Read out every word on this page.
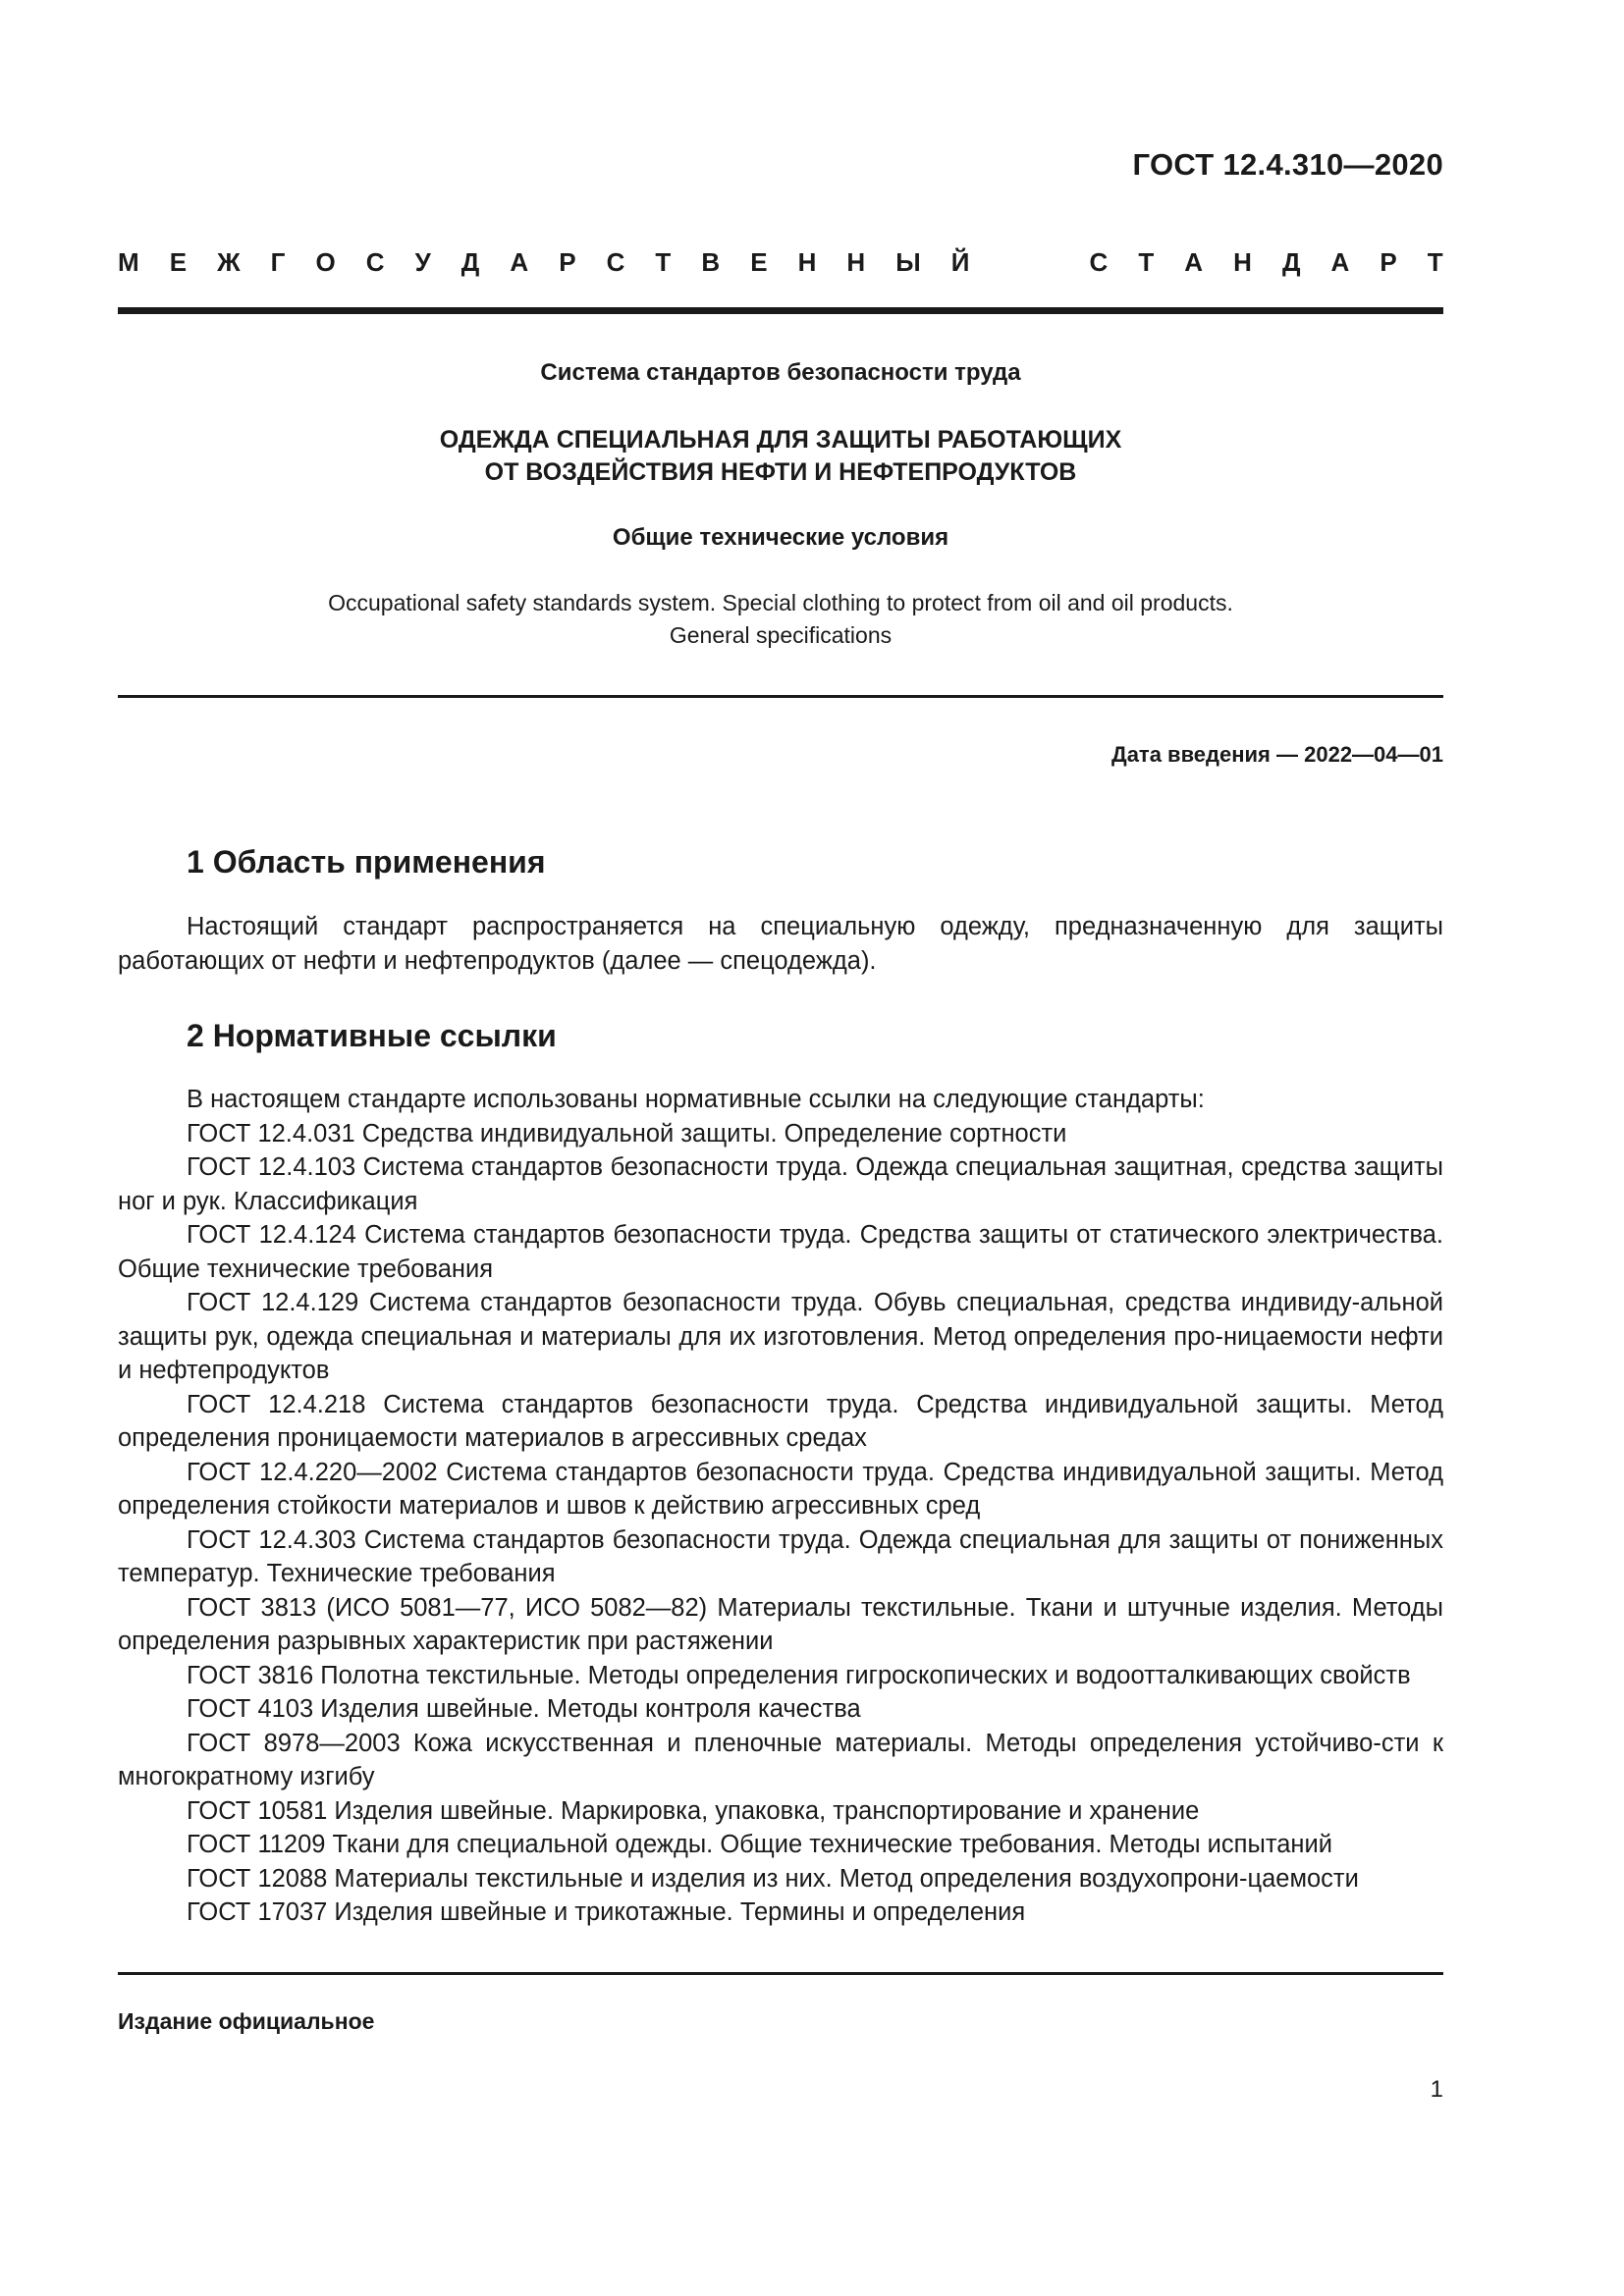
ГОСТ 12.4.310—2020
М Е Ж Г О С У Д А Р С Т В Е Н Н Ы Й	С Т А Н Д А Р Т
Система стандартов безопасности труда
ОДЕЖДА СПЕЦИАЛЬНАЯ ДЛЯ ЗАЩИТЫ РАБОТАЮЩИХ
ОТ ВОЗДЕЙСТВИЯ НЕФТИ И НЕФТЕПРОДУКТОВ
Общие технические условия
Occupational safety standards system. Special clothing to protect from oil and oil products.
General specifications
Дата введения — 2022—04—01
1 Область применения

Настоящий стандарт распространяется на специальную одежду, предназначенную для защиты работающих от нефти и нефтепродуктов (далее — спецодежда).

2 Нормативные ссылки

В настоящем стандарте использованы нормативные ссылки на следующие стандарты:

ГОСТ 12.4.031 Средства индивидуальной защиты. Определение сортности

ГОСТ 12.4.103 Система стандартов безопасности труда. Одежда специальная защитная, средства защиты ног и рук. Классификация

ГОСТ 12.4.124 Система стандартов безопасности труда. Средства защиты от статического электричества. Общие технические требования

ГОСТ 12.4.129 Система стандартов безопасности труда. Обувь специальная, средства индивиду-альной защиты рук, одежда специальная и материалы для их изготовления. Метод определения про-ницаемости нефти и нефтепродуктов

ГОСТ 12.4.218 Система стандартов безопасности труда. Средства индивидуальной защиты. Метод определения проницаемости материалов в агрессивных средах

ГОСТ 12.4.220—2002 Система стандартов безопасности труда. Средства индивидуальной защиты. Метод определения стойкости материалов и швов к действию агрессивных сред

ГОСТ 12.4.303 Система стандартов безопасности труда. Одежда специальная для защиты от пониженных температур. Технические требования

ГОСТ 3813 (ИСО 5081—77, ИСО 5082—82) Материалы текстильные. Ткани и штучные изделия. Методы определения разрывных характеристик при растяжении

ГОСТ 3816 Полотна текстильные. Методы определения гигроскопических и водоотталкивающих свойств

ГОСТ 4103 Изделия швейные. Методы контроля качества

ГОСТ 8978—2003 Кожа искусственная и пленочные материалы. Методы определения устойчиво-сти к многократному изгибу

ГОСТ 10581 Изделия швейные. Маркировка, упаковка, транспортирование и хранение

ГОСТ 11209 Ткани для специальной одежды. Общие технические требования. Методы испытаний

ГОСТ 12088 Материалы текстильные и изделия из них. Метод определения воздухопрони-цаемости

ГОСТ 17037 Изделия швейные и трикотажные. Термины и определения

Издание официальное
1
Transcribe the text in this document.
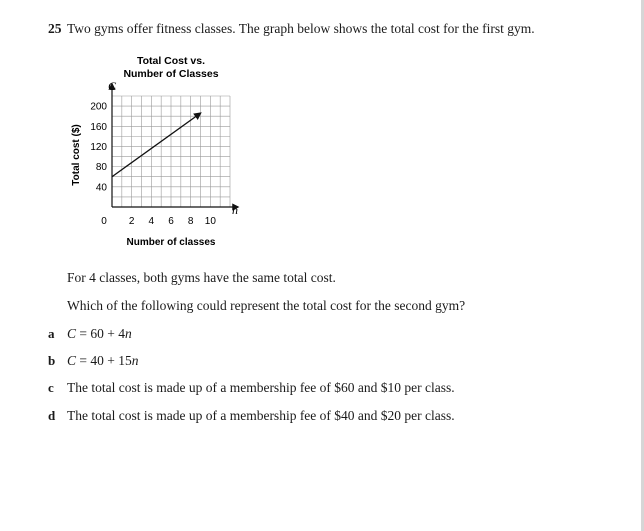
25 Two gyms offer fitness classes. The graph below shows the total cost for the first gym.
2 4 6 8 10
40
80
120
160
200
Total Cost vs.
Number of Classes
C
n
0
Number of classes
Total cost ($)
For 4 classes, both gyms have the same total cost.
Which of the following could represent the total cost for the second gym?
a C = 60 + 4n
b C = 40 + 15n
c The total cost is made up of a membership fee of $60 and $10 per class.
d The total cost is made up of a membership fee of $40 and $20 per class.
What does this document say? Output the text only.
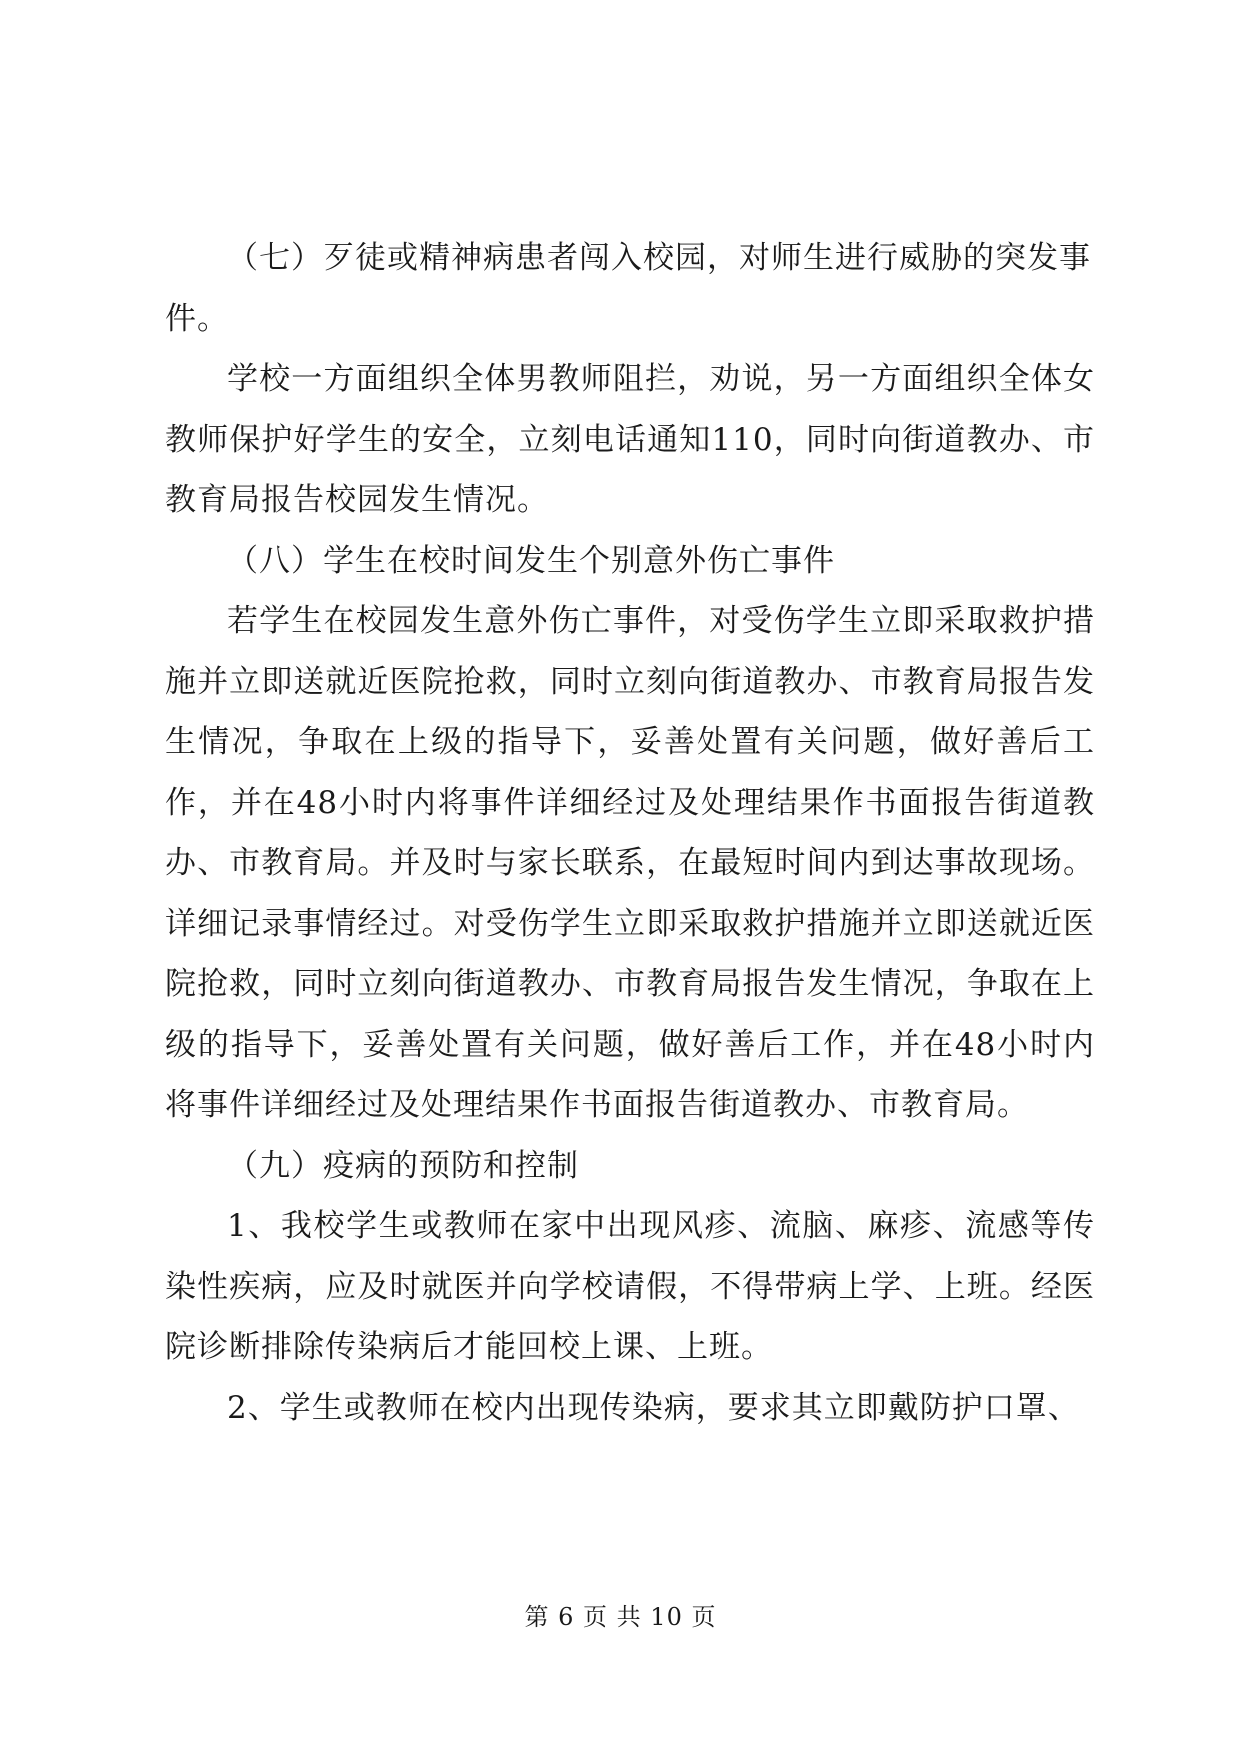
（七）歹徒或精神病患者闯入校园，对师生进行威胁的突发事件。

学校一方面组织全体男教师阻拦，劝说，另一方面组织全体女教师保护好学生的安全，立刻电话通知110，同时向街道教办、市教育局报告校园发生情况。

（八）学生在校时间发生个别意外伤亡事件

若学生在校园发生意外伤亡事件，对受伤学生立即采取救护措施并立即送就近医院抢救，同时立刻向街道教办、市教育局报告发生情况，争取在上级的指导下，妥善处置有关问题，做好善后工作，并在48小时内将事件详细经过及处理结果作书面报告街道教办、市教育局。并及时与家长联系，在最短时间内到达事故现场。详细记录事情经过。对受伤学生立即采取救护措施并立即送就近医院抢救，同时立刻向街道教办、市教育局报告发生情况，争取在上级的指导下，妥善处置有关问题，做好善后工作，并在48小时内将事件详细经过及处理结果作书面报告街道教办、市教育局。

（九）疫病的预防和控制

1、我校学生或教师在家中出现风疹、流脑、麻疹、流感等传染性疾病，应及时就医并向学校请假，不得带病上学、上班。经医院诊断排除传染病后才能回校上课、上班。

2、学生或教师在校内出现传染病，要求其立即戴防护口罩、

第 6 页 共 10 页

____________________

■ Exercise instructions
Locate each line containing the string "ссылки" and show it.

■ Answer for this exercise
2 Нормативные ссылки
В настоящем стандарте использованы нормативные ссылки на следующие стандарты:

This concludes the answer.